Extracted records
============

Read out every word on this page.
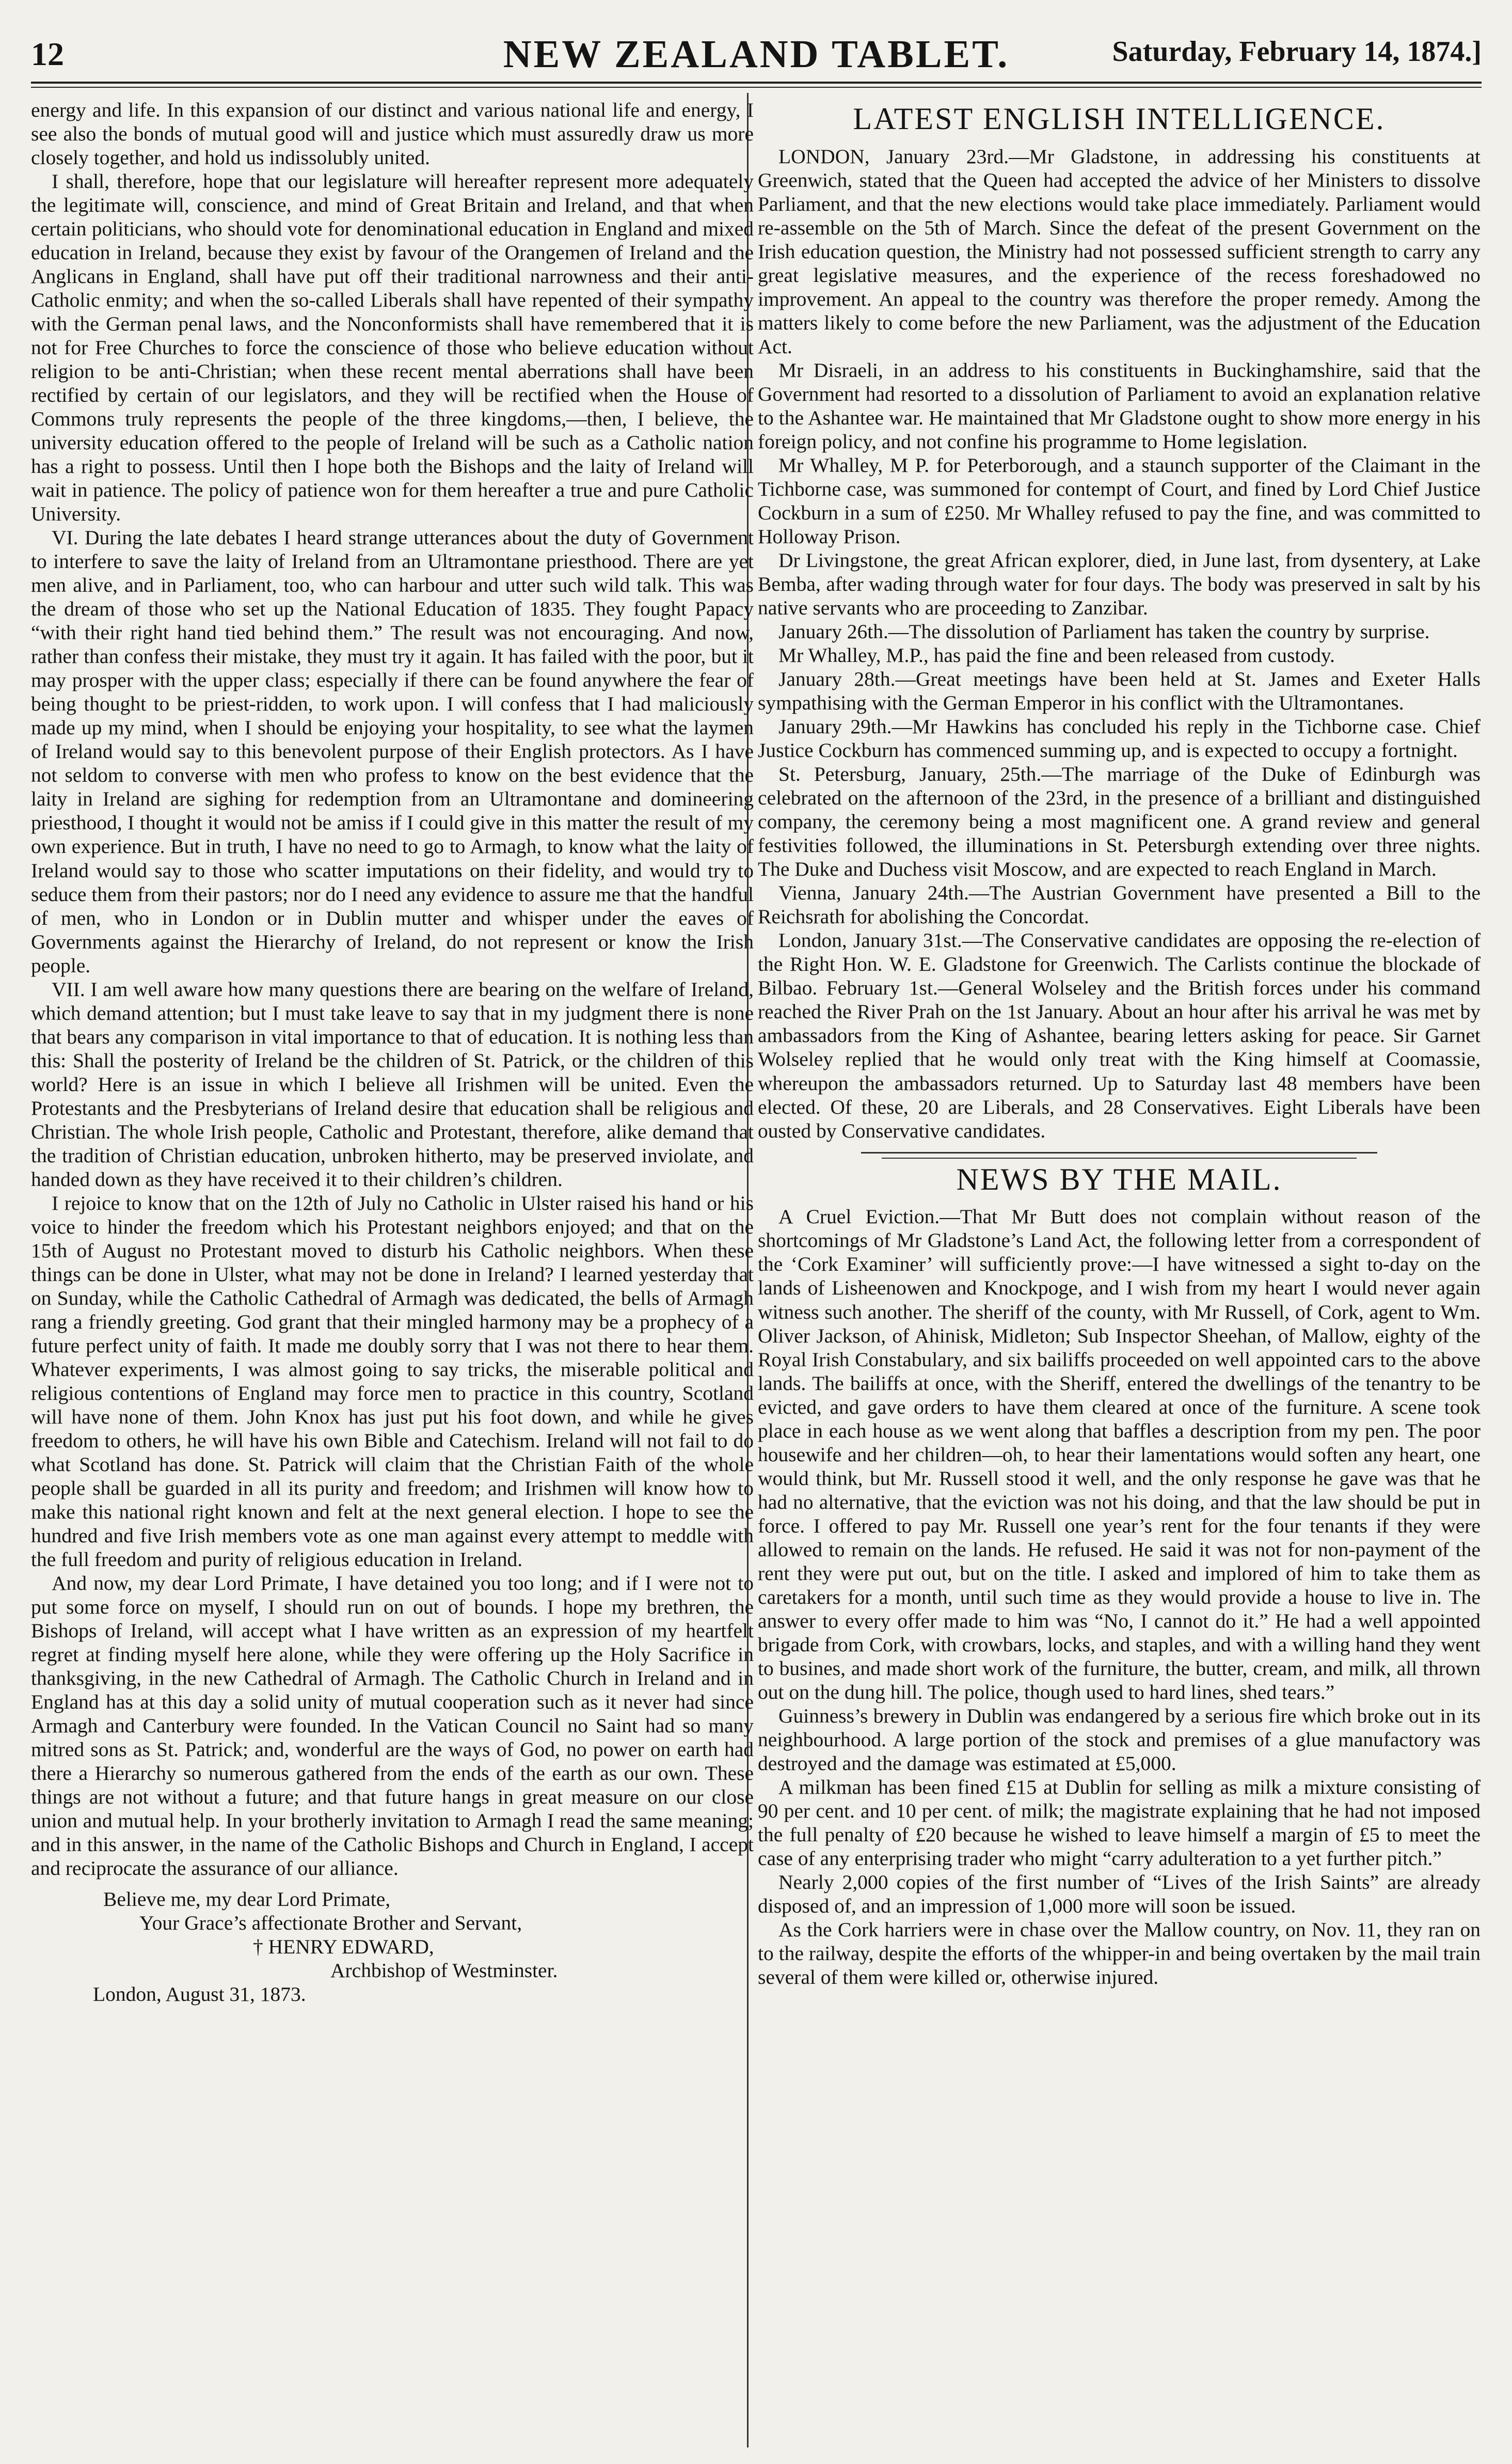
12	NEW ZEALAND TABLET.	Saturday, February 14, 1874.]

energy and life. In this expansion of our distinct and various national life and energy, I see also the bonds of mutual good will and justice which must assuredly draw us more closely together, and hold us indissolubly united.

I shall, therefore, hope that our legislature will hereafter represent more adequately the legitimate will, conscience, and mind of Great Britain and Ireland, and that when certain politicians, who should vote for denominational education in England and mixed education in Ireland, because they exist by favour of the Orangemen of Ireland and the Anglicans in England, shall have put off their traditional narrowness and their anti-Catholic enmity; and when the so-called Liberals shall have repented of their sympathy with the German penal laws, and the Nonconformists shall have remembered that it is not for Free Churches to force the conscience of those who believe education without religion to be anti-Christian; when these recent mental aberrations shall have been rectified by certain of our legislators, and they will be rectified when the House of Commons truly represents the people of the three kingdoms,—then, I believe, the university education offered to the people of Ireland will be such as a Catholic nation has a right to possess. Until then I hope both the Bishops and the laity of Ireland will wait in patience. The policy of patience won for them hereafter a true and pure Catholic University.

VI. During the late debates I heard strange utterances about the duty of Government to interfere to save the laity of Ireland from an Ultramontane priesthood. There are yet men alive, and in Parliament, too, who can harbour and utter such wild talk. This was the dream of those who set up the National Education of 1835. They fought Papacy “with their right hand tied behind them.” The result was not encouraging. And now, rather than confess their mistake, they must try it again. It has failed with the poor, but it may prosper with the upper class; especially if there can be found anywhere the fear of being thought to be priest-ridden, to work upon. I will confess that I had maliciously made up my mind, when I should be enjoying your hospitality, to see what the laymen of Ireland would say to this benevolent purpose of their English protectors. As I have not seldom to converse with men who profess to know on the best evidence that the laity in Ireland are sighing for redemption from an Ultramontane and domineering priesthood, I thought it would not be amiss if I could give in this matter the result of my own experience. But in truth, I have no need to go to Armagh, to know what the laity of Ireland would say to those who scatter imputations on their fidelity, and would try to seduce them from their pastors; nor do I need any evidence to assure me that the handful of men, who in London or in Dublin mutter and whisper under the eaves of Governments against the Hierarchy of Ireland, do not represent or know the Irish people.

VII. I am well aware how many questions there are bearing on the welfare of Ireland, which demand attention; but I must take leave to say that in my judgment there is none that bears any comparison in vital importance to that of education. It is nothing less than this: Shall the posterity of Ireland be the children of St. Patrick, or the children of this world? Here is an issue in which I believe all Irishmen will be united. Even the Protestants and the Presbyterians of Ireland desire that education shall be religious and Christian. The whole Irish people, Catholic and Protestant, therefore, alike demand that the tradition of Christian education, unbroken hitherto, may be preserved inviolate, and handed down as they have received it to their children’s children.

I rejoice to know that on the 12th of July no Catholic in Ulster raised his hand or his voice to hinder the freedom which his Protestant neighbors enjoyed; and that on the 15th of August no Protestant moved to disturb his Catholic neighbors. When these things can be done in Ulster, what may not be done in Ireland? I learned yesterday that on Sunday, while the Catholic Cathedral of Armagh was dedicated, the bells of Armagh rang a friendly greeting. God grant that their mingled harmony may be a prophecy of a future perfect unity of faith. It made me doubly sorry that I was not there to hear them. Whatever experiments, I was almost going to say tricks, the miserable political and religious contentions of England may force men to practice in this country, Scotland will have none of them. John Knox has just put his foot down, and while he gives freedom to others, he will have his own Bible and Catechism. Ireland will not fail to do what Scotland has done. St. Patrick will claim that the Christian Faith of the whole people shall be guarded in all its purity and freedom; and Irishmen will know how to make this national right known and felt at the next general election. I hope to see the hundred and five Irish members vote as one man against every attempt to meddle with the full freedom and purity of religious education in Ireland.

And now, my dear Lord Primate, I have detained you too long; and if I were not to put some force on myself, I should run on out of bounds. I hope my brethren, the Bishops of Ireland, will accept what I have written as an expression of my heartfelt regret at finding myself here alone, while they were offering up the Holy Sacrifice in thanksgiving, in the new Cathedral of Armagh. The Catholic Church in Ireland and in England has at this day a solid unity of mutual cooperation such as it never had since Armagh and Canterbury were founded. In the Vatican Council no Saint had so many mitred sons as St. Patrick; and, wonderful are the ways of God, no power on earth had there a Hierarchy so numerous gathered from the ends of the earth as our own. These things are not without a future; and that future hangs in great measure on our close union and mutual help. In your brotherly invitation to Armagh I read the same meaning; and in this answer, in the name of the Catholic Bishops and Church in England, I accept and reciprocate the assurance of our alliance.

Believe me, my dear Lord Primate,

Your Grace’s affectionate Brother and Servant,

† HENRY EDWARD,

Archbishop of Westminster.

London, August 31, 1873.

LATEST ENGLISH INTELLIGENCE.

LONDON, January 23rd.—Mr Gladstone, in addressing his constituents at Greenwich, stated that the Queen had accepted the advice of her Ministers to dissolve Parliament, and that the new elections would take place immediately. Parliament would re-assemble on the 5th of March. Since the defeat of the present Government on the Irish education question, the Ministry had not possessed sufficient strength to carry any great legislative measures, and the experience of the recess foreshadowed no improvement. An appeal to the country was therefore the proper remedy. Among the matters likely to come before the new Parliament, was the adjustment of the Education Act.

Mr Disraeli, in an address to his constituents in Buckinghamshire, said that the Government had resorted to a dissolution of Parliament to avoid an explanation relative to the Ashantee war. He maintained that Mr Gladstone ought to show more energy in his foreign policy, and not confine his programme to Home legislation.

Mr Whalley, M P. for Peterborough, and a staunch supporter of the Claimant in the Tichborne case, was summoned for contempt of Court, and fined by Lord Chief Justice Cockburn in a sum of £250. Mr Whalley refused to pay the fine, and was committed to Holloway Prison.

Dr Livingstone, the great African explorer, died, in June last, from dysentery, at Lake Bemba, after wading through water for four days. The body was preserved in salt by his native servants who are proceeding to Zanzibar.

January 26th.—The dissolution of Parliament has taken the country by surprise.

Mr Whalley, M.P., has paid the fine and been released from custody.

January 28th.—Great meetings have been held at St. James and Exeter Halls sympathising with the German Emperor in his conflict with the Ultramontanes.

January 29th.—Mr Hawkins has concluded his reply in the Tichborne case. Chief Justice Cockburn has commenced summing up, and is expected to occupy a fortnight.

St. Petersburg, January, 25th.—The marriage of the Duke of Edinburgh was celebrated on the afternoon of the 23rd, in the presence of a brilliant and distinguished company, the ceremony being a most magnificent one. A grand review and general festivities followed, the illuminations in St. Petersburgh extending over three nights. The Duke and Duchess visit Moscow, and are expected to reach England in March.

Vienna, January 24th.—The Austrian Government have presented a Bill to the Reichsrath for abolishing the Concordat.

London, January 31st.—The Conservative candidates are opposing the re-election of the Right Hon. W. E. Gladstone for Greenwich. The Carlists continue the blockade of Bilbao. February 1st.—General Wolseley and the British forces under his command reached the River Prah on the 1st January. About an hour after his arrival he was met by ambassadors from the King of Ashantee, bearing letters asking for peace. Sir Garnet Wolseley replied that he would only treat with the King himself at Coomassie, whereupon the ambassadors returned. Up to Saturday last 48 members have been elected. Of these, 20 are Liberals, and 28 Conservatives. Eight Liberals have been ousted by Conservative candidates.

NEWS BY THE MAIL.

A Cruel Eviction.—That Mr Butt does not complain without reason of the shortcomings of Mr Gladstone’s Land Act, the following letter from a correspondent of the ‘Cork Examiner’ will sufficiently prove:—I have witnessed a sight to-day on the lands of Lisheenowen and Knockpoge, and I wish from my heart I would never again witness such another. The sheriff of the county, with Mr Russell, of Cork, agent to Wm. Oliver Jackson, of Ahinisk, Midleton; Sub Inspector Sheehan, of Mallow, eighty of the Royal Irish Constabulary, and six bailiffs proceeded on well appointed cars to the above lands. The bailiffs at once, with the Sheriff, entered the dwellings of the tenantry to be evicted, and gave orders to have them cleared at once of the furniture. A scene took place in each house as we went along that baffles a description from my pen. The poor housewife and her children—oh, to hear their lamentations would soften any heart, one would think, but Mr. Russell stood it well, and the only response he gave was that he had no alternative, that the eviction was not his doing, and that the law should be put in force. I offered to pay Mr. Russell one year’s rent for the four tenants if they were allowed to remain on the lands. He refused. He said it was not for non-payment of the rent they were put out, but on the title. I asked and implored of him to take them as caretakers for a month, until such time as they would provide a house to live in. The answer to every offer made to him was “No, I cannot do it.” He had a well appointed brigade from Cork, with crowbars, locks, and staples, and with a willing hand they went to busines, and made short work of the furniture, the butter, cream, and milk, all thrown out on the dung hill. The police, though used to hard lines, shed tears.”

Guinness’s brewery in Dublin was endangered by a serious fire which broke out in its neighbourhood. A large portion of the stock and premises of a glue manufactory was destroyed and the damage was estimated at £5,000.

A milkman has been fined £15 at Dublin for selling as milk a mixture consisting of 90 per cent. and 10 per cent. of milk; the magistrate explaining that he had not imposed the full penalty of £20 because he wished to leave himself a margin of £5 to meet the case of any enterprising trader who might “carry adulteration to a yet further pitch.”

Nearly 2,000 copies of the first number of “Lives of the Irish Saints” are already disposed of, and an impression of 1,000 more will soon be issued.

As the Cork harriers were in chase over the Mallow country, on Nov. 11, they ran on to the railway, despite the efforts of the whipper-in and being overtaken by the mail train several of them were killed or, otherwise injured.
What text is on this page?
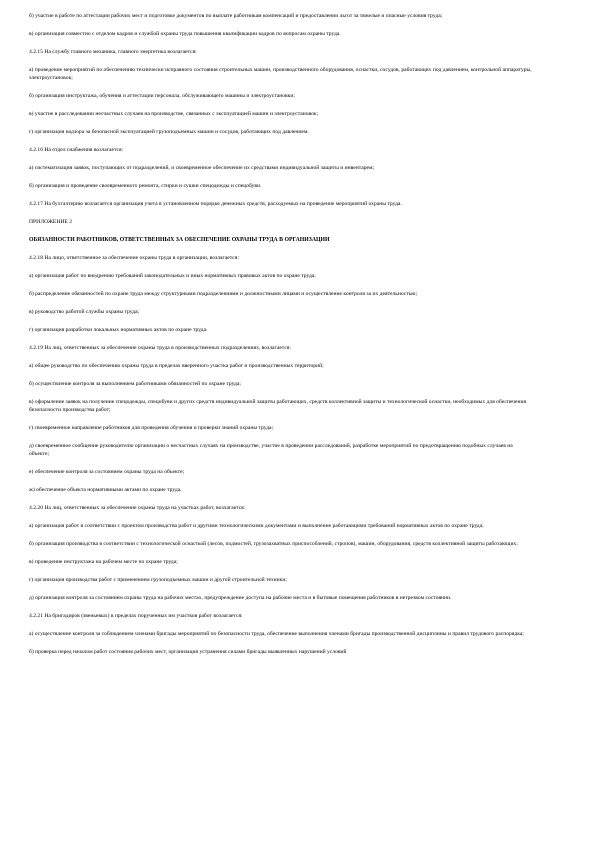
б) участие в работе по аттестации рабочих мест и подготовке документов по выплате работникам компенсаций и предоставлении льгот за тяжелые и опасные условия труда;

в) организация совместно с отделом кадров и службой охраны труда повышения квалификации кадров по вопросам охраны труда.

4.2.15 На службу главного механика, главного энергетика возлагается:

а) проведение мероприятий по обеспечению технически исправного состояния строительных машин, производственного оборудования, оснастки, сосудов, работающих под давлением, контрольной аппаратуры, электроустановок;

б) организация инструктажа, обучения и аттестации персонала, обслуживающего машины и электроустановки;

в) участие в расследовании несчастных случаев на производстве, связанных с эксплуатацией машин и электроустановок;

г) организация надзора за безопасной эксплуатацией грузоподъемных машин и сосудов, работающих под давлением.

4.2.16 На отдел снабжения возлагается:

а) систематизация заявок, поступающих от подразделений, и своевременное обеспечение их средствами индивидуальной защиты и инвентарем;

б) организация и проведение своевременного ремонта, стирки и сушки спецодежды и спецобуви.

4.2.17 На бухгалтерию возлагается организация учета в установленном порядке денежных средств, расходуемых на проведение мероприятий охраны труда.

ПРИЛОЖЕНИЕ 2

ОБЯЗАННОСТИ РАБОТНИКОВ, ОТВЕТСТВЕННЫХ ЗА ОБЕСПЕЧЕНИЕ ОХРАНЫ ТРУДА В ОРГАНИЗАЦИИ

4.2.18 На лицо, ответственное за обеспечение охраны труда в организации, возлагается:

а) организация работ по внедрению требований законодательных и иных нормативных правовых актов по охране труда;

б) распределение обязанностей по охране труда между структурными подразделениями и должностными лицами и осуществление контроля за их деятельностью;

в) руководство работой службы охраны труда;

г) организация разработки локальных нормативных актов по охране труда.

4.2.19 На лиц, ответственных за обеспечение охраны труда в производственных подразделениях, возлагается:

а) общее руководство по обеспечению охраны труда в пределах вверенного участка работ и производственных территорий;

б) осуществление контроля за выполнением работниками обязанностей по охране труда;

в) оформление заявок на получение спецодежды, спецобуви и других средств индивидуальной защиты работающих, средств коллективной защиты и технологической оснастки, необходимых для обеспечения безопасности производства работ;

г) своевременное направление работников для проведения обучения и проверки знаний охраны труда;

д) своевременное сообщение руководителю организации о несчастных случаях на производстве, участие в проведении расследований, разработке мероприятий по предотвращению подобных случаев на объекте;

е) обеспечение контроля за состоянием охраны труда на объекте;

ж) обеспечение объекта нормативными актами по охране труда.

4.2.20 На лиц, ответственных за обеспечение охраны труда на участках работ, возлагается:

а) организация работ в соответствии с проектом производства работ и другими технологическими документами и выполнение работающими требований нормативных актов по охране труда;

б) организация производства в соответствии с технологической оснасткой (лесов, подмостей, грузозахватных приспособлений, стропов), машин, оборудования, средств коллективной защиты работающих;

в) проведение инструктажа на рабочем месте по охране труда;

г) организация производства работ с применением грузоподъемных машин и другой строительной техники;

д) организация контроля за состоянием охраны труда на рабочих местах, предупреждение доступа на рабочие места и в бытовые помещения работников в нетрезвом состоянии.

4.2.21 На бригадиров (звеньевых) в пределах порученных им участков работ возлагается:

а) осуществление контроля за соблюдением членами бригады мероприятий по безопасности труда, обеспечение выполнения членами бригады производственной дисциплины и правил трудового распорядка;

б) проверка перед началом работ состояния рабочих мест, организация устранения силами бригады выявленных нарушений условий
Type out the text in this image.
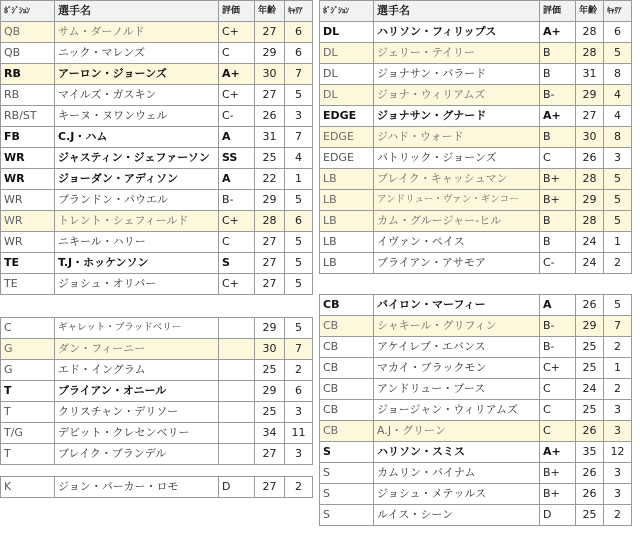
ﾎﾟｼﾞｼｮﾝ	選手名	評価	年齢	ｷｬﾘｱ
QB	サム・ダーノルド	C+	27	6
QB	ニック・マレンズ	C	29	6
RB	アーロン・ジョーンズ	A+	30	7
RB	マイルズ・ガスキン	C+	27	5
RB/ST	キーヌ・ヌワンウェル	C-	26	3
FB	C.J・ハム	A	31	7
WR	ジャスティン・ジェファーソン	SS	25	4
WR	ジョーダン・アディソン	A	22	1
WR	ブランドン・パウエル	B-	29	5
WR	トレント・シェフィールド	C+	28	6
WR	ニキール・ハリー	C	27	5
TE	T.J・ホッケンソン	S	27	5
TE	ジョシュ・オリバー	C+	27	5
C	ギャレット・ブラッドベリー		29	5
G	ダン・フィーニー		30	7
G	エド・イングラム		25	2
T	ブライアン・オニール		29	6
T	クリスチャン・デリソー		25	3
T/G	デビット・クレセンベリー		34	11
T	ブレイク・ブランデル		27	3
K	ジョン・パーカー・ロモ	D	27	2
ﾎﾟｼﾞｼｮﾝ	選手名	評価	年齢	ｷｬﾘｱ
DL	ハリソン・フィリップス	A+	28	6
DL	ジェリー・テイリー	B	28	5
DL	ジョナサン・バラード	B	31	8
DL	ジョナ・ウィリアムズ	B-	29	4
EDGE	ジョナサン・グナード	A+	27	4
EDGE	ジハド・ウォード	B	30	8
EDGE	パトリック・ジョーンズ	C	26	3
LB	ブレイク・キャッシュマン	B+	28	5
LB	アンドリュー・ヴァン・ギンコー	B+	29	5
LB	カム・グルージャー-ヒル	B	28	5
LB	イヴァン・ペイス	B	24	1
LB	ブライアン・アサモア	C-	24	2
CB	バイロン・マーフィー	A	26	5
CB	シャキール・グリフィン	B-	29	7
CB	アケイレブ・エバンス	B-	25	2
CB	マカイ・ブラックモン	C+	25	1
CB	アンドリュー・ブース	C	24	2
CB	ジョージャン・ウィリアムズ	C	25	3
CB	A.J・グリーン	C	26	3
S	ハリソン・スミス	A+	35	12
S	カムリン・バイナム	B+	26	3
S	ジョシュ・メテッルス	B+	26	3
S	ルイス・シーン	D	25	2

============

In the records above, find each line with the word "рабочих" and copy it.

■ Expected output
б) участие в работе по аттестации рабочих мест и подготовке документов по выплате работникам компенсаций и предоставлении льгот за тяжелые и опасные условия труда;
д) организация контроля за состоянием охраны труда на рабочих местах, предупреждение доступа на рабочие места и в бытовые помещения работников в нетрезвом состоянии.
б) проверка перед началом работ состояния рабочих мест, организация устранения силами бригады выявленных нарушений условий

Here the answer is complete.